_Records shown_
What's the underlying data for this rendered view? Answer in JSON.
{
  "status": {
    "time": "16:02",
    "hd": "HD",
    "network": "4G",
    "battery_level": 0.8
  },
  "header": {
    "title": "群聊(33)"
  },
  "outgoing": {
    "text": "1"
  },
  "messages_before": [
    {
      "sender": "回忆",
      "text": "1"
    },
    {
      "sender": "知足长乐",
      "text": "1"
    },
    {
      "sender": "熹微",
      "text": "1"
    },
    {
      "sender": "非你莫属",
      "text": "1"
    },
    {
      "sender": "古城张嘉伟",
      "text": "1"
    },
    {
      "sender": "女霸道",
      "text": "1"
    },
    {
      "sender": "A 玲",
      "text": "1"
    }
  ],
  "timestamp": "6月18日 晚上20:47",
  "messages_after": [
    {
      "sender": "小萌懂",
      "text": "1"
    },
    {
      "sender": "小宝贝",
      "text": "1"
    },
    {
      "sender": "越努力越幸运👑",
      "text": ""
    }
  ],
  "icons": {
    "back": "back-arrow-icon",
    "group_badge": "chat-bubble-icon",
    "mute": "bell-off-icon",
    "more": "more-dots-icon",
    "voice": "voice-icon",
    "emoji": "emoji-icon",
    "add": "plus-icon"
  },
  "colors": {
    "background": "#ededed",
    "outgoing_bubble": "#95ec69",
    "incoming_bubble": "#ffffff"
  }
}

_Short exercise_
Take the listing above and set it down exactly.

_Result_
What's the underlying data for this rendered view? Answer in JSON.
{
  "status": {
    "time": "16:02",
    "hd": "HD",
    "network": "4G",
    "battery_level": 0.8
  },
  "header": {
    "title": "群聊(33)"
  },
  "outgoing": {
    "text": "1"
  },
  "messages_before": [
    {
      "sender": "回忆",
      "text": "1"
    },
    {
      "sender": "知足长乐",
      "text": "1"
    },
    {
      "sender": "熹微",
      "text": "1"
    },
    {
      "sender": "非你莫属",
      "text": "1"
    },
    {
      "sender": "古城张嘉伟",
      "text": "1"
    },
    {
      "sender": "女霸道",
      "text": "1"
    },
    {
      "sender": "A 玲",
      "text": "1"
    }
  ],
  "timestamp": "6月18日 晚上20:47",
  "messages_after": [
    {
      "sender": "小萌懂",
      "text": "1"
    },
    {
      "sender": "小宝贝",
      "text": "1"
    },
    {
      "sender": "越努力越幸运👑",
      "text": ""
    }
  ],
  "icons": {
    "back": "back-arrow-icon",
    "group_badge": "chat-bubble-icon",
    "mute": "bell-off-icon",
    "more": "more-dots-icon",
    "voice": "voice-icon",
    "emoji": "emoji-icon",
    "add": "plus-icon"
  },
  "colors": {
    "background": "#ededed",
    "outgoing_bubble": "#95ec69",
    "incoming_bubble": "#ffffff"
  }
}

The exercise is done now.